_Objective:_
Pull each line containing "Photometric" out of the data and copy it.

◆ ◆ ◆ ◆ ◆ ◆ ◆

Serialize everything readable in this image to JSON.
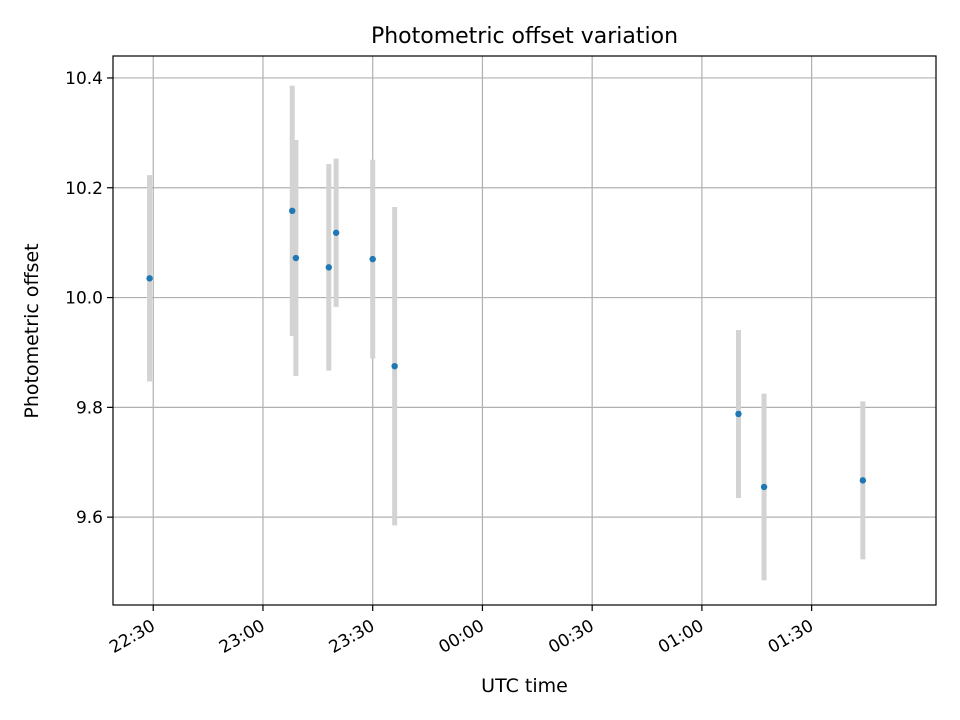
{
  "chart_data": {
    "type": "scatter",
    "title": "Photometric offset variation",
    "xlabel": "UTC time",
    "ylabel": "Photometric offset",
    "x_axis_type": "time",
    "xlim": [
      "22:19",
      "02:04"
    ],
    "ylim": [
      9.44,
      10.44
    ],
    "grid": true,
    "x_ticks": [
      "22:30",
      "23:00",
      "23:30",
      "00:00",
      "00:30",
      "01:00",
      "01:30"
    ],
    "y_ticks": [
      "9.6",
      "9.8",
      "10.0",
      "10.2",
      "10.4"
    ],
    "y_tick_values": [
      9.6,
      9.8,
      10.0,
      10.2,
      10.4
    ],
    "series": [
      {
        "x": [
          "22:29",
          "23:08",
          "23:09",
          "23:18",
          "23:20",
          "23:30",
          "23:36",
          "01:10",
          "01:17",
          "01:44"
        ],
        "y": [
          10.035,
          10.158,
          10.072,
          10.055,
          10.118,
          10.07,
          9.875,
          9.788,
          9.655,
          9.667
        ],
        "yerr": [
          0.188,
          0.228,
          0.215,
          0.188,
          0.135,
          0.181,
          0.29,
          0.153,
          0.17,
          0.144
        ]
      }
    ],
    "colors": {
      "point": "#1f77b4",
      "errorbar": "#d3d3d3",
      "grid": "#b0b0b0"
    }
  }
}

◆ ◆ ◆ ◆ ◆ ◆ ◆

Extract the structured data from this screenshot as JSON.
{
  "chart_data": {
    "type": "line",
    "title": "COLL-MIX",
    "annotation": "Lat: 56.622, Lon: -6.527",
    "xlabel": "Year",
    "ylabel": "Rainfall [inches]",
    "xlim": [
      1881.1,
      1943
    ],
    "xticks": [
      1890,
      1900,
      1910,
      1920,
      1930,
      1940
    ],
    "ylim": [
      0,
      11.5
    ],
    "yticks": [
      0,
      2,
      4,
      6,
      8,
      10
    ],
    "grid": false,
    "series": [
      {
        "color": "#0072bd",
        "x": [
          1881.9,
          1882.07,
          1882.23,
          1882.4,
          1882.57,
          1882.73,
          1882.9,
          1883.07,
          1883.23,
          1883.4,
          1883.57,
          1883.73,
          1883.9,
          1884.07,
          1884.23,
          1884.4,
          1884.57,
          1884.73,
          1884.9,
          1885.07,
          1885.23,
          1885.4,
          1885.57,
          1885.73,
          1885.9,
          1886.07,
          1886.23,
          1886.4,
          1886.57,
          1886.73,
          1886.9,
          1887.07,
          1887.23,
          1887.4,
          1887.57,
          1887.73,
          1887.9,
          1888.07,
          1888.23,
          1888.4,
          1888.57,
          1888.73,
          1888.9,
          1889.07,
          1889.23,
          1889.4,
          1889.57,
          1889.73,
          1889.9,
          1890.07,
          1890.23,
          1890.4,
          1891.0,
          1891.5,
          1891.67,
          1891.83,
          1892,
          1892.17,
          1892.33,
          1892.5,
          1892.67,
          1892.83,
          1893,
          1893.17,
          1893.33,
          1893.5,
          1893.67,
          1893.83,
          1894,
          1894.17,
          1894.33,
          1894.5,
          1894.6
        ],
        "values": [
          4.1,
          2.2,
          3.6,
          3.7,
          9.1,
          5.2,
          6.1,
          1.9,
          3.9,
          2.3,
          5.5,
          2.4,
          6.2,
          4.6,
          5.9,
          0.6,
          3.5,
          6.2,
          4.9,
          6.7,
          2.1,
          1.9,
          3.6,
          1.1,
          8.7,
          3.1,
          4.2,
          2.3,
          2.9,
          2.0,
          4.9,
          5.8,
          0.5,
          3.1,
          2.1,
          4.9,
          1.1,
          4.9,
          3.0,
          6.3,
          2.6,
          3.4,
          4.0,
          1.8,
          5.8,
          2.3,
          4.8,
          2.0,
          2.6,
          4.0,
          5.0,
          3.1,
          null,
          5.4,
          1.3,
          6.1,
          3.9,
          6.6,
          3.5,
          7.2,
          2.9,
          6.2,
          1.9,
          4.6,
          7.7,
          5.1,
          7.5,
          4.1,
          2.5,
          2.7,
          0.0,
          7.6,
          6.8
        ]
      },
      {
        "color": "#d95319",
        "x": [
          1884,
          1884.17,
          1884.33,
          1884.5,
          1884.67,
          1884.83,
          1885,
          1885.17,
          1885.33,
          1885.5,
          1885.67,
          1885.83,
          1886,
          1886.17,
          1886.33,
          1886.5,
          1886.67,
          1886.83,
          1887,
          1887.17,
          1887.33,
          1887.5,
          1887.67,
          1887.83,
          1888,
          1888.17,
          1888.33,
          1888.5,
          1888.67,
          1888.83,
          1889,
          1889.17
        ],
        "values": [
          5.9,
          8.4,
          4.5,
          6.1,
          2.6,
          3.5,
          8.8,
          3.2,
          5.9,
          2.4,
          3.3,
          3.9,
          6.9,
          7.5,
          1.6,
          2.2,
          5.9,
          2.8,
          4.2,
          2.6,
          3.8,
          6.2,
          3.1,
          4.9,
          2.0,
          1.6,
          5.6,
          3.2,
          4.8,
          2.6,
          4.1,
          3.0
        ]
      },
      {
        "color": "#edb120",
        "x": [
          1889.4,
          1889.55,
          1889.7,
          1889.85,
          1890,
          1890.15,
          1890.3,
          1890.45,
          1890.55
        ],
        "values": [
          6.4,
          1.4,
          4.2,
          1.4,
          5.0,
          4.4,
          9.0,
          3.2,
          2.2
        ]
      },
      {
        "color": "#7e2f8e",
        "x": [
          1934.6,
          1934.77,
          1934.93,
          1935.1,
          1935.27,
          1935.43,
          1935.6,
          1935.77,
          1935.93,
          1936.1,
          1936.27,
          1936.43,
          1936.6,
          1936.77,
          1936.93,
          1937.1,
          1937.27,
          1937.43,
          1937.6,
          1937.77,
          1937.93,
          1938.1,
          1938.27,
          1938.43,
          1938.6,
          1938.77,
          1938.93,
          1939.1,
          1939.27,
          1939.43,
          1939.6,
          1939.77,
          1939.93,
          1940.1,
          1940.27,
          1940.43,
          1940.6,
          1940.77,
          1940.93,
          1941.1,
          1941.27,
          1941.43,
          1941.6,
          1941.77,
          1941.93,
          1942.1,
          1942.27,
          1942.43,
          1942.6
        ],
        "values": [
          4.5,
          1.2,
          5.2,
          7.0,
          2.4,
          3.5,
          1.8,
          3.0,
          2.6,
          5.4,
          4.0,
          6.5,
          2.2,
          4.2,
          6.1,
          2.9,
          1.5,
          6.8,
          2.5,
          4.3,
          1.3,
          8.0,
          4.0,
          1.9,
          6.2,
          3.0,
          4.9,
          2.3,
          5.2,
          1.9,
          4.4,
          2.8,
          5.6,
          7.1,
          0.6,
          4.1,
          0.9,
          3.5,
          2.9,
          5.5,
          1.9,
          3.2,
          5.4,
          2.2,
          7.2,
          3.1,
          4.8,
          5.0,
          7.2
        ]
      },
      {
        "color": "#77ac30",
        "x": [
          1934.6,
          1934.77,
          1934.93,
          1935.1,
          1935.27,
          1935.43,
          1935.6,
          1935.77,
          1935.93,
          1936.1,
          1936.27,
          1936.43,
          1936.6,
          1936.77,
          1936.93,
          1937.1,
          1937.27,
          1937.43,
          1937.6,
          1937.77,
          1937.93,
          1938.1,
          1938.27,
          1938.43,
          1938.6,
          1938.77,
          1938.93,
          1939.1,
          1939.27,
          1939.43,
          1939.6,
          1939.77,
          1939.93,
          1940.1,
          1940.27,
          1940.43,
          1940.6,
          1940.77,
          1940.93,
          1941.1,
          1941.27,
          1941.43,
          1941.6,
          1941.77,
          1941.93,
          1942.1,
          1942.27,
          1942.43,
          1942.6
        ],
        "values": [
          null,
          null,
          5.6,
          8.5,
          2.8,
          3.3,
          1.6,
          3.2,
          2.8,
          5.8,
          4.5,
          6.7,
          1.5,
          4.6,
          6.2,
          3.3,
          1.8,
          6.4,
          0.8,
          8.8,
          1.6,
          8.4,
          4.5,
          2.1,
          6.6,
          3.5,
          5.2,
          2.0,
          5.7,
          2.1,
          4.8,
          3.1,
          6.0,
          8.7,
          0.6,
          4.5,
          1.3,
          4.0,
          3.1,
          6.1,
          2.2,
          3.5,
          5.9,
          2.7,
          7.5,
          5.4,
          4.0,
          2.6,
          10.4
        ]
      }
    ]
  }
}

◆ ◆ ◆ ◆ ◆ ◆ ◆

_Task response:_
    "title": "Photometric offset variation",
    "ylabel": "Photometric offset",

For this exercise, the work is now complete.